■ Given problem ■
Pull out, word for word, everything from the first line of the records down to the line containing "slice-label-name: viviendo mi", with both of those lines included.

■ Provided entries ■
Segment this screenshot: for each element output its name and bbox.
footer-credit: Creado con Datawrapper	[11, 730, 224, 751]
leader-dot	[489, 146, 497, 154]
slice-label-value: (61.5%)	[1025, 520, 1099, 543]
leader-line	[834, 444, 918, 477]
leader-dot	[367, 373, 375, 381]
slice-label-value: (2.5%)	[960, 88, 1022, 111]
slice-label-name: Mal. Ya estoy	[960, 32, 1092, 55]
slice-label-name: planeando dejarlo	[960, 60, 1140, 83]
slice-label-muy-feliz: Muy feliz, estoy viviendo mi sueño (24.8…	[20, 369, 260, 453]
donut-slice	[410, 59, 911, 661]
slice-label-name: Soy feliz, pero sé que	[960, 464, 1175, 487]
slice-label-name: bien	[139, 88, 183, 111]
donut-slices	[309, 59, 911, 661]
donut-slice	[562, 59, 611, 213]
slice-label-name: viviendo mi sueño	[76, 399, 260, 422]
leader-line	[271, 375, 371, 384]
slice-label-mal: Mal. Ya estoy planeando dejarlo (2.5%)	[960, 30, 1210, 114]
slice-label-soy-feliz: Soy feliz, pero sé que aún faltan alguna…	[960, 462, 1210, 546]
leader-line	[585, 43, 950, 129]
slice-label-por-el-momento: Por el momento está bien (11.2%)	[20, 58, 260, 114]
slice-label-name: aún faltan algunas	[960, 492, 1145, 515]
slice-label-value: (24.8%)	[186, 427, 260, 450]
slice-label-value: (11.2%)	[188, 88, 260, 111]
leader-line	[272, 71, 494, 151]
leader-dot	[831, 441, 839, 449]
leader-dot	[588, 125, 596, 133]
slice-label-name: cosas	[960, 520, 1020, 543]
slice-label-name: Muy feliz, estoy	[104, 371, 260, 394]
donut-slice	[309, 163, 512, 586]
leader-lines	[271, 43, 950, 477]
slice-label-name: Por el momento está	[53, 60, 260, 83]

■ Result below ■
Segment this screenshot: for each element output its name and bbox.
footer-credit: Creado con Datawrapper	[11, 730, 224, 751]
leader-dot	[489, 146, 497, 154]
slice-label-value: (61.5%)	[1025, 520, 1099, 543]
leader-line	[834, 444, 918, 477]
leader-dot	[367, 373, 375, 381]
slice-label-value: (2.5%)	[960, 88, 1022, 111]
slice-label-name: Mal. Ya estoy	[960, 32, 1092, 55]
slice-label-name: planeando dejarlo	[960, 60, 1140, 83]
slice-label-muy-feliz: Muy feliz, estoy viviendo mi sueño (24.8…	[20, 369, 260, 453]
donut-slice	[410, 59, 911, 661]
slice-label-name: Soy feliz, pero sé que	[960, 464, 1175, 487]
slice-label-name: bien	[139, 88, 183, 111]
donut-slices	[309, 59, 911, 661]
donut-slice	[562, 59, 611, 213]
slice-label-name: viviendo mi sueño	[76, 399, 260, 422]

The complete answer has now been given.